• _What you are asked to do_
Transcribe every entry word for word, but skip the images.

• _Provided entries_
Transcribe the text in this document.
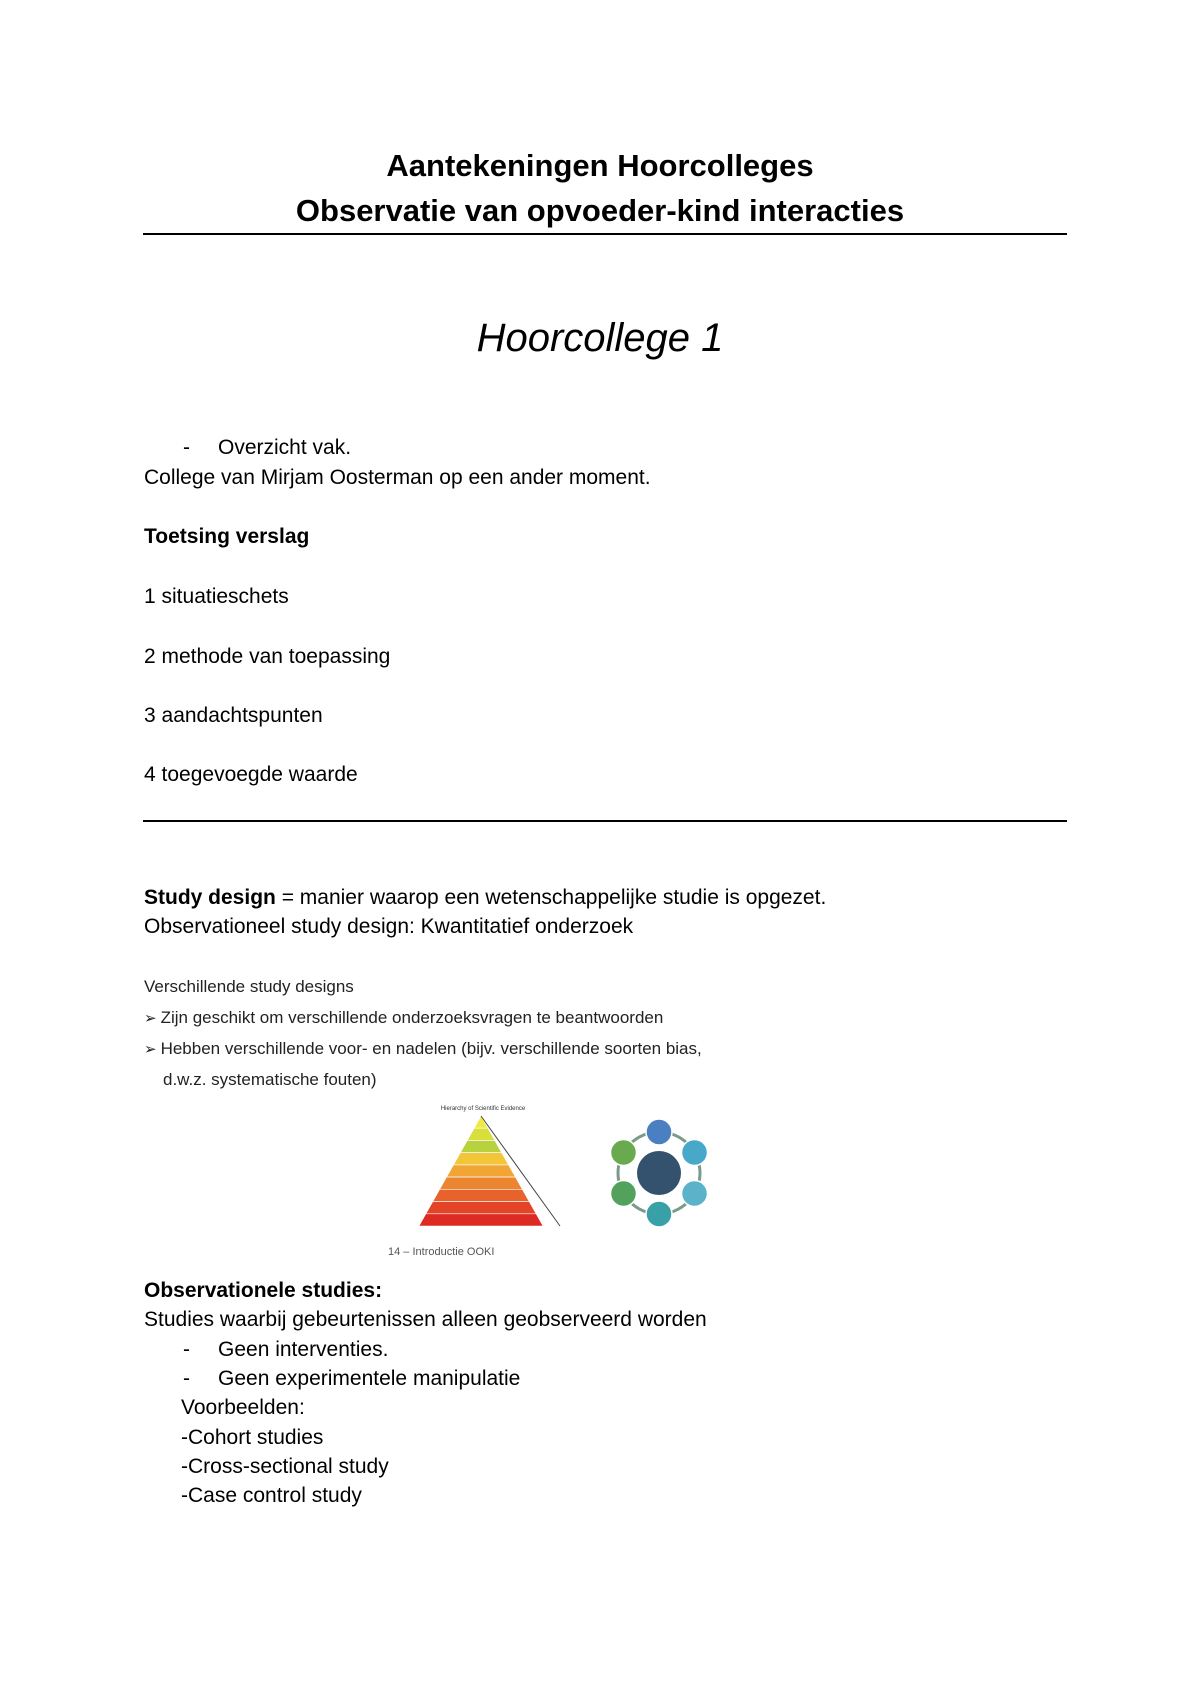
Aantekeningen Hoorcolleges
Observatie van opvoeder-kind interacties
Hoorcollege 1
- Overzicht vak.
College van Mirjam Oosterman op een ander moment.
Toetsing verslag
1 situatieschets
2 methode van toepassing
3 aandachtspunten
4 toegevoegde waarde
Study design = manier waarop een wetenschappelijke studie is opgezet.
Observationeel study design: Kwantitatief onderzoek
Verschillende study designs
➢ Zijn geschikt om verschillende onderzoeksvragen te beantwoorden
➢ Hebben verschillende voor- en nadelen (bijv. verschillende soorten bias,
d.w.z. systematische fouten)
Hierarchy of Scientific Evidence
14 – Introductie OOKI
Observationele studies:
Studies waarbij gebeurtenissen alleen geobserveerd worden
- Geen interventies.
- Geen experimentele manipulatie
Voorbeelden:
-Cohort studies
-Cross-sectional study
-Case control study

• _Final result_
Transcribe the text in this document.
Aantekeningen Hoorcolleges
Observatie van opvoeder-kind interacties
Hoorcollege 1
- Overzicht vak.
College van Mirjam Oosterman op een ander moment.
Toetsing verslag
1 situatieschets
2 methode van toepassing
3 aandachtspunten
4 toegevoegde waarde
Study design = manier waarop een wetenschappelijke studie is opgezet.
Observationeel study design: Kwantitatief onderzoek
Verschillende study designs
➢ Zijn geschikt om verschillende onderzoeksvragen te beantwoorden
➢ Hebben verschillende voor- en nadelen (bijv. verschillende soorten bias,
d.w.z. systematische fouten)
Hierarchy of Scientific Evidence
14 – Introductie OOKI
Observationele studies:
Studies waarbij gebeurtenissen alleen geobserveerd worden
- Geen interventies.
- Geen experimentele manipulatie
Voorbeelden:
-Cohort studies
-Cross-sectional study
-Case control study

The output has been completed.